_Task details_.
Return a copy of every line in the data below that contains "commissioners".

_Data provided_.
+++++

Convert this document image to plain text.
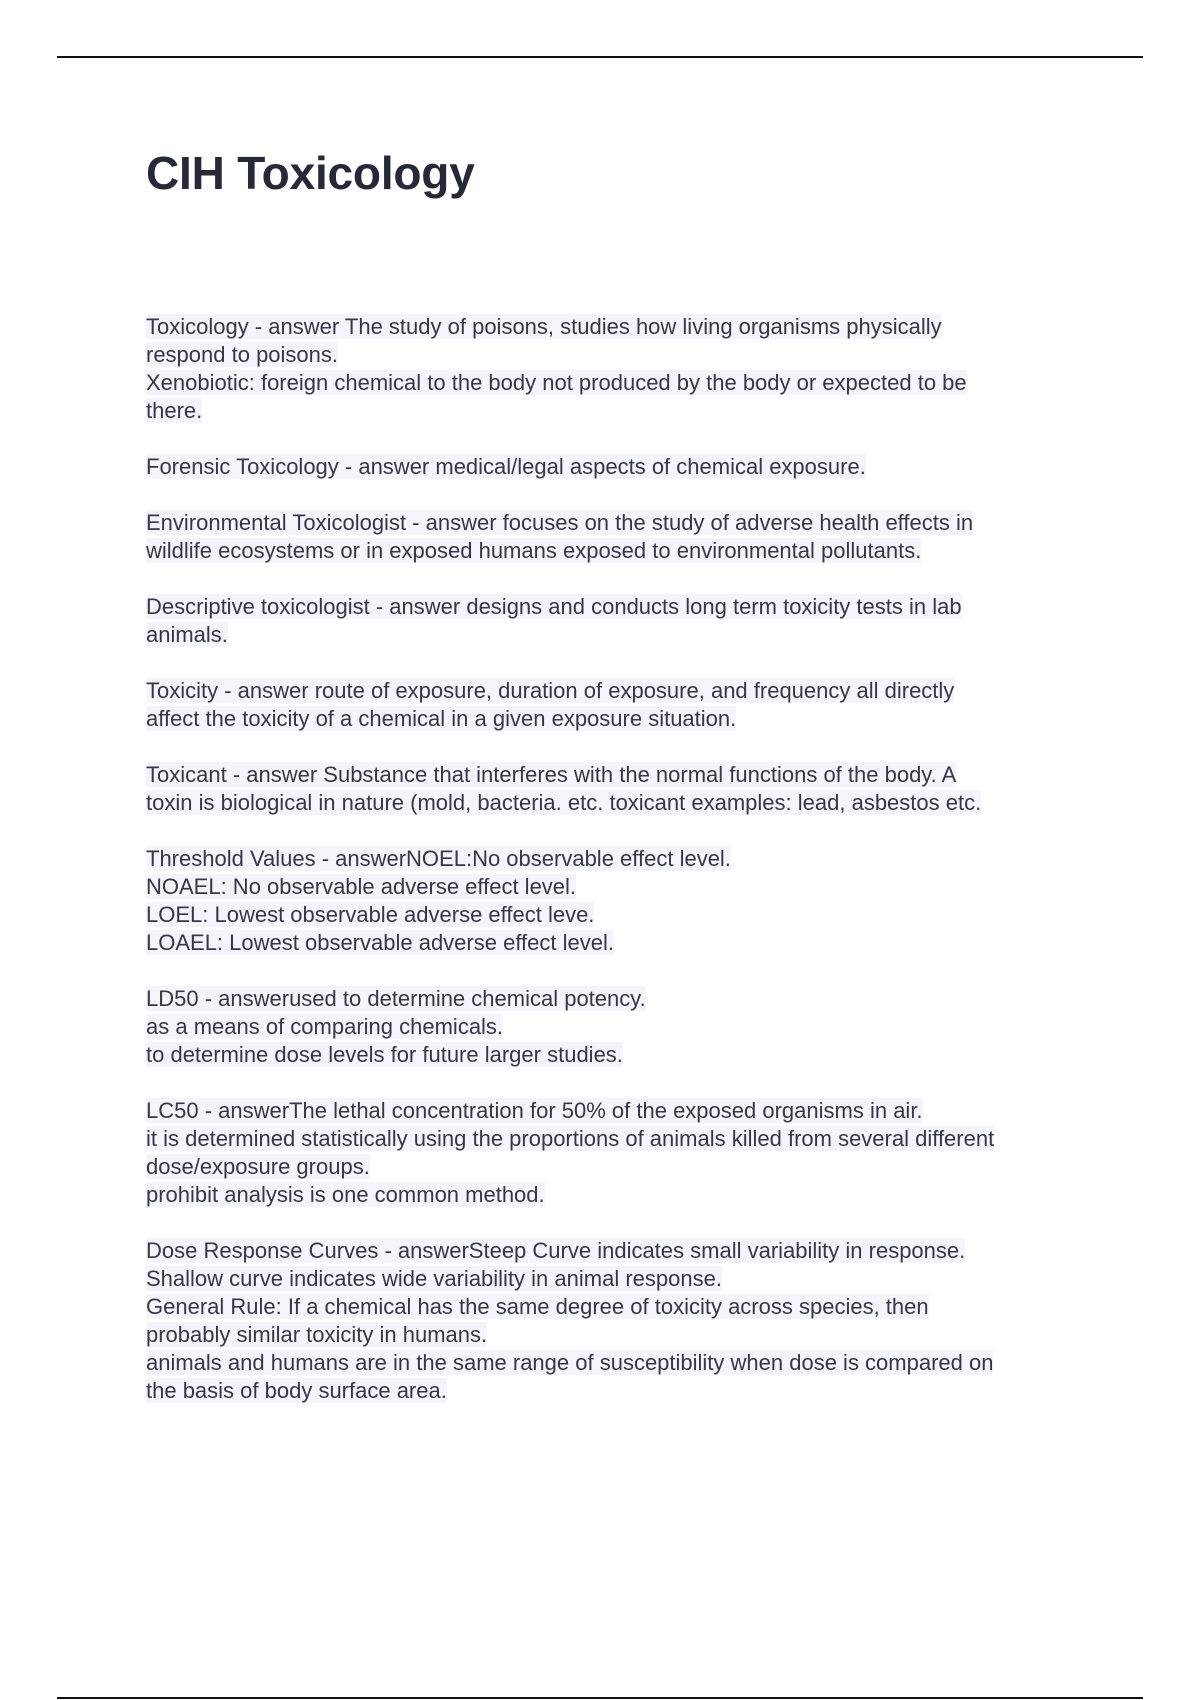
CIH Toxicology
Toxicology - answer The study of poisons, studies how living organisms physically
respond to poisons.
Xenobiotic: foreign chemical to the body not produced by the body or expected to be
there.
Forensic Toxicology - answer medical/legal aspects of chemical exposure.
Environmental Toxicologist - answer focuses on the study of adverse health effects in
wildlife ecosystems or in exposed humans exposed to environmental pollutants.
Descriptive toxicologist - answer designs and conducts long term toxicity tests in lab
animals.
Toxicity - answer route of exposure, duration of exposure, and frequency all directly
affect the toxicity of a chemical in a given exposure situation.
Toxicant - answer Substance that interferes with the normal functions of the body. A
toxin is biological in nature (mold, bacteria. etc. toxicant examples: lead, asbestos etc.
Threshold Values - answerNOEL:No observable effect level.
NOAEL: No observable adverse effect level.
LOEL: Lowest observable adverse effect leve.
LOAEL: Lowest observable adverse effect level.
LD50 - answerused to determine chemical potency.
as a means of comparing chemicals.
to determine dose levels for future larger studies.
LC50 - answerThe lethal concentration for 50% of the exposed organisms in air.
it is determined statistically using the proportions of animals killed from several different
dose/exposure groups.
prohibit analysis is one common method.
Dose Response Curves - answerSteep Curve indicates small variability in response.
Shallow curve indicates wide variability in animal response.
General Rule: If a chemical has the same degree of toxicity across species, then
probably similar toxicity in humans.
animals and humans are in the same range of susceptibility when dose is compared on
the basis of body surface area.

+++++

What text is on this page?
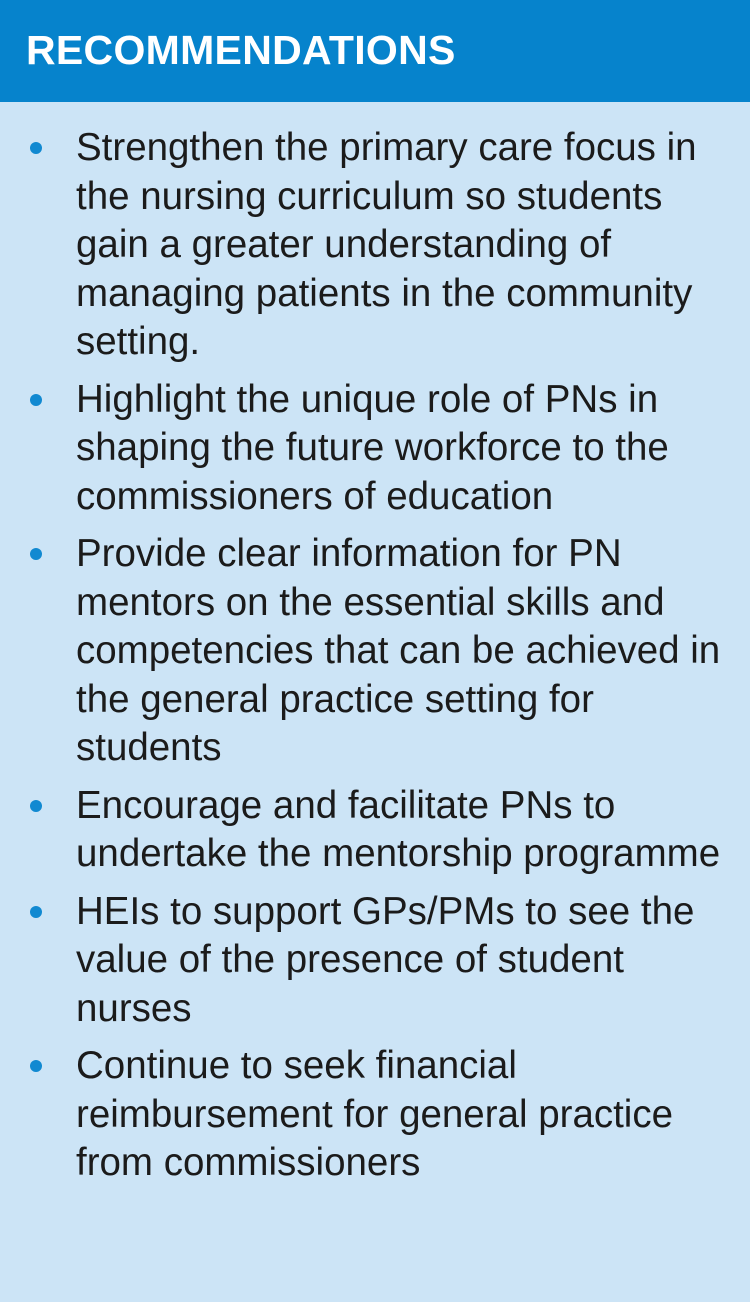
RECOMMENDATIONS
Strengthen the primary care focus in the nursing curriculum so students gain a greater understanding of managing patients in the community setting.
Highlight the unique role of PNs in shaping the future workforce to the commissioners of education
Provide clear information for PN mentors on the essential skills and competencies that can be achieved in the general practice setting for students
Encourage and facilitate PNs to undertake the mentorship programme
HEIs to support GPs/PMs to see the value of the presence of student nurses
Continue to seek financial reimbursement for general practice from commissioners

+++++

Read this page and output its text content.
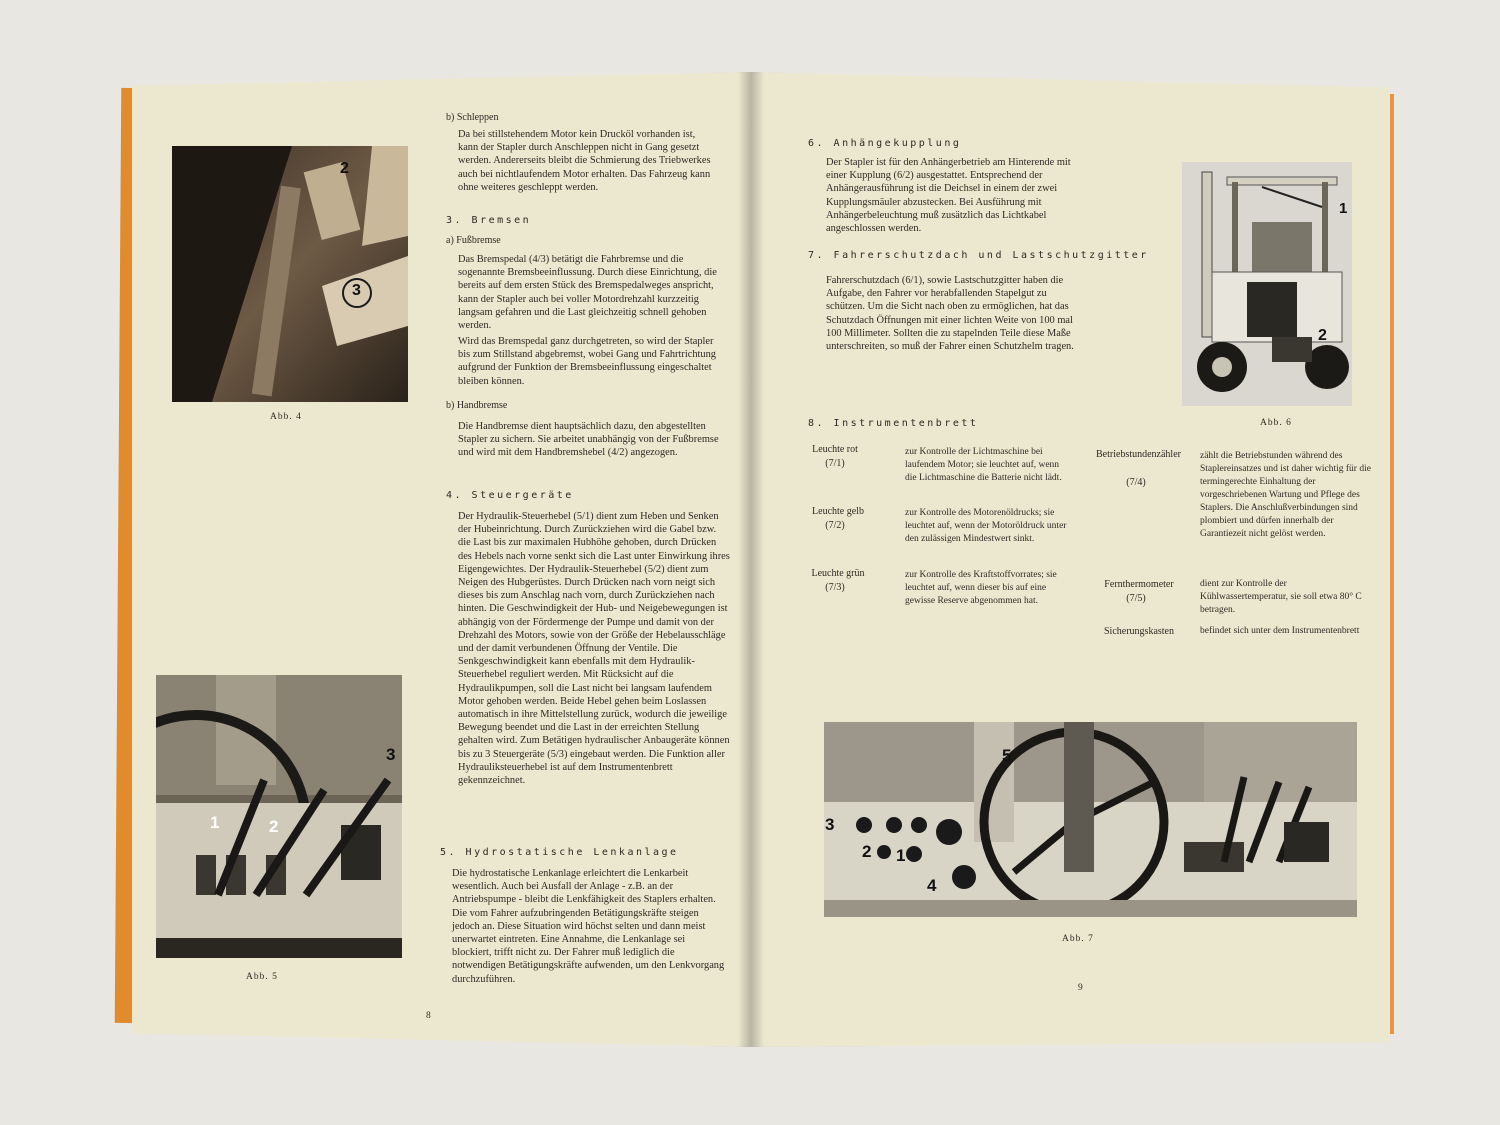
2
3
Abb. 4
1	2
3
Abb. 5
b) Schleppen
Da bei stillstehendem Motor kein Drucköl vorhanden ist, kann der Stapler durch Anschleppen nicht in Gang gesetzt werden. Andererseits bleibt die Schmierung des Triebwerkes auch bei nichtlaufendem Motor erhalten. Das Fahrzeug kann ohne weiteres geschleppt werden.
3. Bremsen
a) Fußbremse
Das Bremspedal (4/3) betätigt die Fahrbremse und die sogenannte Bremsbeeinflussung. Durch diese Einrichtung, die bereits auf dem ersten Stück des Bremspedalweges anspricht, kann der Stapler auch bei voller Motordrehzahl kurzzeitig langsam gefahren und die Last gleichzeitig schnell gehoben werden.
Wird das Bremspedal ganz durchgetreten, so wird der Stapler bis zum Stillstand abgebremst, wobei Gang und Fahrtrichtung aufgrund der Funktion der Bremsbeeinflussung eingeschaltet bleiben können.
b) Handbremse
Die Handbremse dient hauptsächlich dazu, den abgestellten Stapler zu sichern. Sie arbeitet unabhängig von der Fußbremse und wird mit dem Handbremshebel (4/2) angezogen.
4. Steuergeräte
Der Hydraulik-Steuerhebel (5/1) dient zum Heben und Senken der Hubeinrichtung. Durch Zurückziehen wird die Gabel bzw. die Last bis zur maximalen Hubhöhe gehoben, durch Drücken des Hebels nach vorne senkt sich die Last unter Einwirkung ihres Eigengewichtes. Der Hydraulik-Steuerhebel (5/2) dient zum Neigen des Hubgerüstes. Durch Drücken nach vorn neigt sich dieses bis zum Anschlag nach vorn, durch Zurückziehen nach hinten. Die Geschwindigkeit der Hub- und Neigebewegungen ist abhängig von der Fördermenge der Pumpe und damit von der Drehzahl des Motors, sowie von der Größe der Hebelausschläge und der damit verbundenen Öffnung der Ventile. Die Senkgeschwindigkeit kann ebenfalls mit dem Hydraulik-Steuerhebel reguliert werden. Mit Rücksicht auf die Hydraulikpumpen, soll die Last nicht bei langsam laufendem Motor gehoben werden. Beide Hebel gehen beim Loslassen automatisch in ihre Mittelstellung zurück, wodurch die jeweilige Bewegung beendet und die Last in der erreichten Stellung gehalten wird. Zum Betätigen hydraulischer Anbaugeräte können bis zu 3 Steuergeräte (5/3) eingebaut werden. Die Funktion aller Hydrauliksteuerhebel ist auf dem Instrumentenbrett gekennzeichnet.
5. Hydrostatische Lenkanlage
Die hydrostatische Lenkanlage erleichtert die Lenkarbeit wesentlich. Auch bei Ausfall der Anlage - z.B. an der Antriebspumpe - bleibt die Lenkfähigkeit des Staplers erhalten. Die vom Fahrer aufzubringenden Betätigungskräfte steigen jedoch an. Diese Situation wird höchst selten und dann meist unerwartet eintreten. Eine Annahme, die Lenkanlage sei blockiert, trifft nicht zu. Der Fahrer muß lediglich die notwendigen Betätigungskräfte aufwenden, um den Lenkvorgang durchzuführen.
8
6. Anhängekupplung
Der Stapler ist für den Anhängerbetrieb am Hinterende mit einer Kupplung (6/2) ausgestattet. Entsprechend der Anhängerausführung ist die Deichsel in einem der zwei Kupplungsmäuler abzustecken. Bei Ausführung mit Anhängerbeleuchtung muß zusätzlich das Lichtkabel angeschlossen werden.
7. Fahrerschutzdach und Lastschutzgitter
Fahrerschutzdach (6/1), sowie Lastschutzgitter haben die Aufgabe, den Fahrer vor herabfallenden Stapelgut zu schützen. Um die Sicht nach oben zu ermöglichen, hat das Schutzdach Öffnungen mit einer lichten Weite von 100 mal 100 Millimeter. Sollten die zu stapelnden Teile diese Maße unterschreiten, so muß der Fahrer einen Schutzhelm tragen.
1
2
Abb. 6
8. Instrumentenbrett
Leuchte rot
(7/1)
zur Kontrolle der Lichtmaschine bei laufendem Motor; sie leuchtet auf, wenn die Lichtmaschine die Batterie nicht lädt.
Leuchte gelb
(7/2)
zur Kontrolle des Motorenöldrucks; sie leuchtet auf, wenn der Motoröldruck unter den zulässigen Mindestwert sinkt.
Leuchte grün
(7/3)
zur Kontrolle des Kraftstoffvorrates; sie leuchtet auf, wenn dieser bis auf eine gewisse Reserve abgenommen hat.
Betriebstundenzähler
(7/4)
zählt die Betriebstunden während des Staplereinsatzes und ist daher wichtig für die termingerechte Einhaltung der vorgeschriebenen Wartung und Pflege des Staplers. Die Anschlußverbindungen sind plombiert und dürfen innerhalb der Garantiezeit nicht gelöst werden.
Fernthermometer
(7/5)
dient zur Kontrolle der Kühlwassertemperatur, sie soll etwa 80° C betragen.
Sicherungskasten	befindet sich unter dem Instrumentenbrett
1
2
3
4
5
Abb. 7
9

+++++

_Output for this task_.
Highlight the unique role of PNs in shaping the future workforce to the commissioners of education
Continue to seek financial reimbursement for general practice from commissioners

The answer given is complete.